Stated goal:
Copy the listing word for word, from its beginning through the line that contains "The current collector 8 is at (257, 168).", and leave out any pictures.
### Supplied data
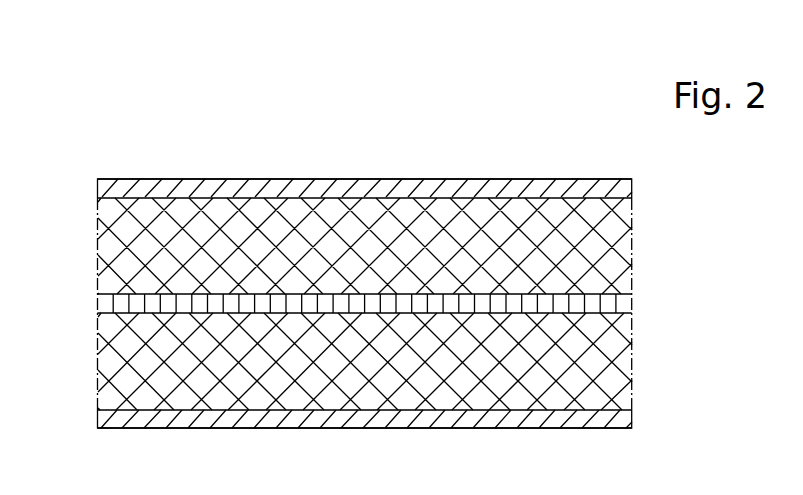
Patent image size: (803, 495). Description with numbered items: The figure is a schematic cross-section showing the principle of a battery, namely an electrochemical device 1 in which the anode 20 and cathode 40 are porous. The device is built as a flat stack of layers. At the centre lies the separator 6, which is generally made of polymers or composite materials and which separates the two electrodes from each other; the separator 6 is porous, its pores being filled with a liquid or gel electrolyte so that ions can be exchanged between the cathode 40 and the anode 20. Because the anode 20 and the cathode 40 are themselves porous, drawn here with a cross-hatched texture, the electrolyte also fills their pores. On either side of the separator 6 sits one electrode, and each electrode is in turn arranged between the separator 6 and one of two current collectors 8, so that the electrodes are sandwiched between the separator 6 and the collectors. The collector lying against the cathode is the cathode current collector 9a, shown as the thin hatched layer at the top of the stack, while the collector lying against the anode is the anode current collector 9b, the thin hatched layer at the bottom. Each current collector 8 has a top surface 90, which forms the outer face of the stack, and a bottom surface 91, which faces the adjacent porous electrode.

The electrochemical device 1 is at (104, 59).
The current collector 8 is at (257, 168).
The cathode current collector 9a is at (105, 185).
The anode current collector 9b is at (108, 416).
The anode 20 is at (143, 240).
The cathode 40 is at (145, 368).
The separator 6 is at (112, 307).
The top surface 90 is at (605, 179).
The bottom surface 91 is at (605, 198).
######
Right answer:
Patent image size: (803, 495). Description with numbered items: The figure is a schematic cross-section showing the principle of a battery, namely an electrochemical device 1 in which the anode 20 and cathode 40 are porous. The device is built as a flat stack of layers. At the centre lies the separator 6, which is generally made of polymers or composite materials and which separates the two electrodes from each other; the separator 6 is porous, its pores being filled with a liquid or gel electrolyte so that ions can be exchanged between the cathode 40 and the anode 20. Because the anode 20 and the cathode 40 are themselves porous, drawn here with a cross-hatched texture, the electrolyte also fills their pores. On either side of the separator 6 sits one electrode, and each electrode is in turn arranged between the separator 6 and one of two current collectors 8, so that the electrodes are sandwiched between the separator 6 and the collectors. The collector lying against the cathode is the cathode current collector 9a, shown as the thin hatched layer at the top of the stack, while the collector lying against the anode is the anode current collector 9b, the thin hatched layer at the bottom. Each current collector 8 has a top surface 90, which forms the outer face of the stack, and a bottom surface 91, which faces the adjacent porous electrode.

The electrochemical device 1 is at (104, 59).
The current collector 8 is at (257, 168).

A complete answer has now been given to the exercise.